### Work to complete
Determine the number of lines that have the string "المهارة" in them, and give only that number.
## START Rows
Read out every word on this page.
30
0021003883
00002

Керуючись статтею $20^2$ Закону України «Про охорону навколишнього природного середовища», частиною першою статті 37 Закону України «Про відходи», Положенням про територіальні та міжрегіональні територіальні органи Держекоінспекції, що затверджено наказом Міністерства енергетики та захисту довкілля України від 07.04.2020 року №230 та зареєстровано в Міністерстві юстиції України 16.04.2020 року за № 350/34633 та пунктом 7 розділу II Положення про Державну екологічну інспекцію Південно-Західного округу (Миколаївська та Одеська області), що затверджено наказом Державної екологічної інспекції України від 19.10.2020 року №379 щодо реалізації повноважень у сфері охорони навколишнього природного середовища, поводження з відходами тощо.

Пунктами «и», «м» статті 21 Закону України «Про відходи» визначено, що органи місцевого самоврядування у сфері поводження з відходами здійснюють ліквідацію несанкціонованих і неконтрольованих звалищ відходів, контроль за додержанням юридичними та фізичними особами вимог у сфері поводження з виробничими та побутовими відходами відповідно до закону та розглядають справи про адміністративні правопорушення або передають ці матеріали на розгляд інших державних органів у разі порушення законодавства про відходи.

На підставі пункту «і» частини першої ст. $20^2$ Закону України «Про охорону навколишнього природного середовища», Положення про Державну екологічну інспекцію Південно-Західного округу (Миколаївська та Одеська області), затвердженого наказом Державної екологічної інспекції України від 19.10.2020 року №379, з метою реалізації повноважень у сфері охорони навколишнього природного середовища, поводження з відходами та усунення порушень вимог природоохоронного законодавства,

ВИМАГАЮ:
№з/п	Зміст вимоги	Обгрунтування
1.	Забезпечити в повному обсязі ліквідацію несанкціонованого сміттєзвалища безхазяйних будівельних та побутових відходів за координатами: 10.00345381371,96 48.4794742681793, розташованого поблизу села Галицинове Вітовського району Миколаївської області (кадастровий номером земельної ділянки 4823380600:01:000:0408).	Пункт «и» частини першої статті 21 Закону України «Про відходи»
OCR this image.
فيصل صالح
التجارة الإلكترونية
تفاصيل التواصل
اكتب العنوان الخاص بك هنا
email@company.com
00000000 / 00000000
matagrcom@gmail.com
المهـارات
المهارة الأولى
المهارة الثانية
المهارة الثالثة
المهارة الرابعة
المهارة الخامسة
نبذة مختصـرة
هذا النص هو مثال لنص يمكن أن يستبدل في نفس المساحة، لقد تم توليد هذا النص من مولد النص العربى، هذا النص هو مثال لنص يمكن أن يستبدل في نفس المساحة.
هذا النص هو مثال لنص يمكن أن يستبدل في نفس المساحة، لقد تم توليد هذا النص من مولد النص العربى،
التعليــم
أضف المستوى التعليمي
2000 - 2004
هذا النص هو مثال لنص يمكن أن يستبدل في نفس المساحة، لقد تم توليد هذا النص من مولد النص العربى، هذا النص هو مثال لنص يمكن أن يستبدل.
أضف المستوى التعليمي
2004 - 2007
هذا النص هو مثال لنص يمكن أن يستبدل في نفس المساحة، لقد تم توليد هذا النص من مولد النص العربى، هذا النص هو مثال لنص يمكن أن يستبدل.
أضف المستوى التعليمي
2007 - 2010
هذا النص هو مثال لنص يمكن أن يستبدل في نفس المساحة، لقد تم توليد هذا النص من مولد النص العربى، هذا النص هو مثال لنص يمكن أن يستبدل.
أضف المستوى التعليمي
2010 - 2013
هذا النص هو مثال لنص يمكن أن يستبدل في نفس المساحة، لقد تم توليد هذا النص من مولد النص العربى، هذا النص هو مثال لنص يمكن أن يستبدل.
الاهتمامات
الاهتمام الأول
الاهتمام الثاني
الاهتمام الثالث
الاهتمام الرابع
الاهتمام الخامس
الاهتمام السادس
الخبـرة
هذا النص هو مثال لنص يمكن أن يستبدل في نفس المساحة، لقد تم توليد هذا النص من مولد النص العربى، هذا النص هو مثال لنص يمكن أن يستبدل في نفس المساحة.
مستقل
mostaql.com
## END Rows
### Full response
5